• _DIRECTION_: Pick out and copy every line below that has the word "this".

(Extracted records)

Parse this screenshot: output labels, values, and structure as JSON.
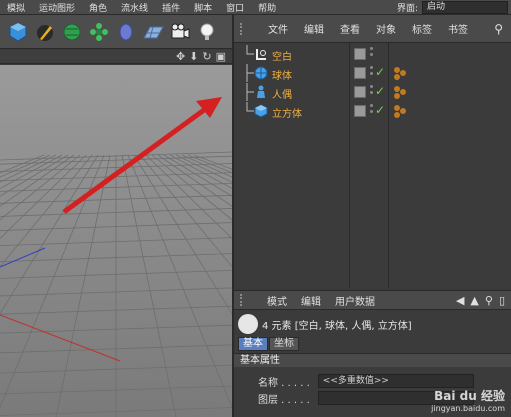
{
  "menubar": {
    "items": [
      "模拟",
      "运动图形",
      "角色",
      "流水线",
      "插件",
      "脚本",
      "窗口",
      "帮助"
    ],
    "layout_label": "界面:",
    "layout_value": "启动"
  },
  "toolbar": {
    "icons": [
      "cube-icon",
      "pen-icon",
      "subdivision-icon",
      "cloner-icon",
      "deformer-icon",
      "floor-icon",
      "camera-icon",
      "light-icon"
    ]
  },
  "object_manager": {
    "menu": [
      "文件",
      "编辑",
      "查看",
      "对象",
      "标签",
      "书签"
    ],
    "objects": [
      {
        "name": "空白",
        "icon": "null-icon",
        "checked": false,
        "tags": false
      },
      {
        "name": "球体",
        "icon": "sphere-icon",
        "checked": true,
        "tags": true
      },
      {
        "name": "人偶",
        "icon": "figure-icon",
        "checked": true,
        "tags": true
      },
      {
        "name": "立方体",
        "icon": "cube-icon",
        "checked": true,
        "tags": true
      }
    ]
  },
  "attribute_manager": {
    "menu": [
      "模式",
      "编辑",
      "用户数据"
    ],
    "info": "4 元素 [空白, 球体, 人偶, 立方体]",
    "tabs": [
      "基本",
      "坐标"
    ],
    "section": "基本属性",
    "fields": [
      {
        "label": "名称 . . . . .",
        "value": "<<多重数值>>"
      },
      {
        "label": "图层 . . . . .",
        "value": ""
      }
    ]
  },
  "watermark": {
    "line1": "Bai du 经验",
    "line2": "jingyan.baidu.com"
  },
  "colors": {
    "object_name": "#f0b040",
    "arrow": "#d42020",
    "accent_tab": "#5b7ec0"
  }
}
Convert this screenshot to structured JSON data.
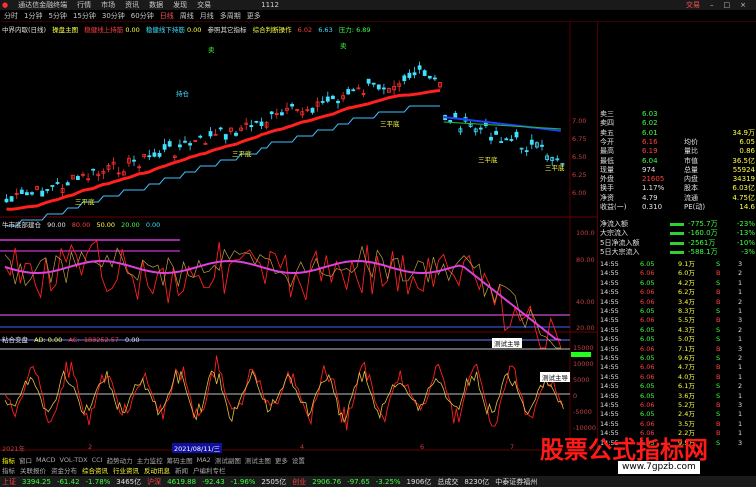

• _CORRECT OUTPUT_:
Parse this screenshot: output labels, values, and structure as JSON.
Convert this screenshot to structured JSON data.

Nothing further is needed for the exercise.